◆ **THE TASK**: Output an exact reproduction of the data.

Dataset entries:
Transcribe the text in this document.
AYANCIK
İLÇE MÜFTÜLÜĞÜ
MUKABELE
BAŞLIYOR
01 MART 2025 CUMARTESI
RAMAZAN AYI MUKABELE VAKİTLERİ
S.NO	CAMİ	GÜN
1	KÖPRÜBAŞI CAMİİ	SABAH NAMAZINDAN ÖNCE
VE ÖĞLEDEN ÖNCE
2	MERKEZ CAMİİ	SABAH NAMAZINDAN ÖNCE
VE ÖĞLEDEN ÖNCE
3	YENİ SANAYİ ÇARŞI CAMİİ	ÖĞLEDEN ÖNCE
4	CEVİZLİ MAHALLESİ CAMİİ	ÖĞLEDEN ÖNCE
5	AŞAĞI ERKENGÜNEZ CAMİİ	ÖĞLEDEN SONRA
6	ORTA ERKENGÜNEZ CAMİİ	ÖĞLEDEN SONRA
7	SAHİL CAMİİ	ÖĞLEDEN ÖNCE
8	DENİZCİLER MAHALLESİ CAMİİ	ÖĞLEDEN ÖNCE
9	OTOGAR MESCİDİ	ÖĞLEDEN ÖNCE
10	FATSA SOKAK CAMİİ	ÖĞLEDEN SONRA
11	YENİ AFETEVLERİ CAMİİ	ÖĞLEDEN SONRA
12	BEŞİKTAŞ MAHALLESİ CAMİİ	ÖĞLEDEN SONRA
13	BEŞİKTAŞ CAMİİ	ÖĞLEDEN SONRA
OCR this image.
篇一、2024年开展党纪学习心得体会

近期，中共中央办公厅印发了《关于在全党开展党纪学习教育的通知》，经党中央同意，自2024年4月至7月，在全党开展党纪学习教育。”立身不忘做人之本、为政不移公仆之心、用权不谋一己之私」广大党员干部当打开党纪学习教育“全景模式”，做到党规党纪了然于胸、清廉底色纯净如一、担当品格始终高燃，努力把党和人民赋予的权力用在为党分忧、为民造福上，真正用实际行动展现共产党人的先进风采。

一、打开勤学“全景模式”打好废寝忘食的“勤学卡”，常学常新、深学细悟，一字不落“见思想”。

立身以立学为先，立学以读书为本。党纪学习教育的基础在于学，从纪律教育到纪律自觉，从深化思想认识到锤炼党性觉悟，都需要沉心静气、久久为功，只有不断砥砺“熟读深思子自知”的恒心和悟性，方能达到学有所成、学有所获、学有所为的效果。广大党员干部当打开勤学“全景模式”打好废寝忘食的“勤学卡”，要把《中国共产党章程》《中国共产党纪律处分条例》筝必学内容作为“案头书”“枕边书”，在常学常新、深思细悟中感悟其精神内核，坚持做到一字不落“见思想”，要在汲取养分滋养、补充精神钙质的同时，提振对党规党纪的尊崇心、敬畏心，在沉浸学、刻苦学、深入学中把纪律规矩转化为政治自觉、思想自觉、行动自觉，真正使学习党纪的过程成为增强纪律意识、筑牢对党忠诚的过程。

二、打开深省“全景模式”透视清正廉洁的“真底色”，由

◆ **REPLY TO THE EXERCISE**:
Transcribe the text in this document.
AYANCIK
İLÇE MÜFTÜLÜĞÜ
MUKABELE
BAŞLIYOR
01 MART 2025 CUMARTESI
RAMAZAN AYI MUKABELE VAKİTLERİ
S.NO	CAMİ	GÜN
1	KÖPRÜBAŞI CAMİİ	SABAH NAMAZINDAN ÖNCE
VE ÖĞLEDEN ÖNCE
2	MERKEZ CAMİİ	SABAH NAMAZINDAN ÖNCE
VE ÖĞLEDEN ÖNCE
3	YENİ SANAYİ ÇARŞI CAMİİ	ÖĞLEDEN ÖNCE
4	CEVİZLİ MAHALLESİ CAMİİ	ÖĞLEDEN ÖNCE
5	AŞAĞI ERKENGÜNEZ CAMİİ	ÖĞLEDEN SONRA
6	ORTA ERKENGÜNEZ CAMİİ	ÖĞLEDEN SONRA
7	SAHİL CAMİİ	ÖĞLEDEN ÖNCE
8	DENİZCİLER MAHALLESİ CAMİİ	ÖĞLEDEN ÖNCE
9	OTOGAR MESCİDİ	ÖĞLEDEN ÖNCE
10	FATSA SOKAK CAMİİ	ÖĞLEDEN SONRA
11	YENİ AFETEVLERİ CAMİİ	ÖĞLEDEN SONRA
12	BEŞİKTAŞ MAHALLESİ CAMİİ	ÖĞLEDEN SONRA
13	BEŞİKTAŞ CAMİİ	ÖĞLEDEN SONRA
OCR this image.
篇一、2024年开展党纪学习心得体会

近期，中共中央办公厅印发了《关于在全党开展党纪学习教育的通知》，经党中央同意，自2024年4月至7月，在全党开展党纪学习教育。”立身不忘做人之本、为政不移公仆之心、用权不谋一己之私」广大党员干部当打开党纪学习教育“全景模式”，做到党规党纪了然于胸、清廉底色纯净如一、担当品格始终高燃，努力把党和人民赋予的权力用在为党分忧、为民造福上，真正用实际行动展现共产党人的先进风采。

一、打开勤学“全景模式”打好废寝忘食的“勤学卡”，常学常新、深学细悟，一字不落“见思想”。

立身以立学为先，立学以读书为本。党纪学习教育的基础在于学，从纪律教育到纪律自觉，从深化思想认识到锤炼党性觉悟，都需要沉心静气、久久为功，只有不断砥砺“熟读深思子自知”的恒心和悟性，方能达到学有所成、学有所获、学有所为的效果。广大党员干部当打开勤学“全景模式”打好废寝忘食的“勤学卡”，要把《中国共产党章程》《中国共产党纪律处分条例》筝必学内容作为“案头书”“枕边书”，在常学常新、深思细悟中感悟其精神内核，坚持做到一字不落“见思想”，要在汲取养分滋养、补充精神钙质的同时，提振对党规党纪的尊崇心、敬畏心，在沉浸学、刻苦学、深入学中把纪律规矩转化为政治自觉、思想自觉、行动自觉，真正使学习党纪的过程成为增强纪律意识、筑牢对党忠诚的过程。

二、打开深省“全景模式”透视清正廉洁的“真底色”，由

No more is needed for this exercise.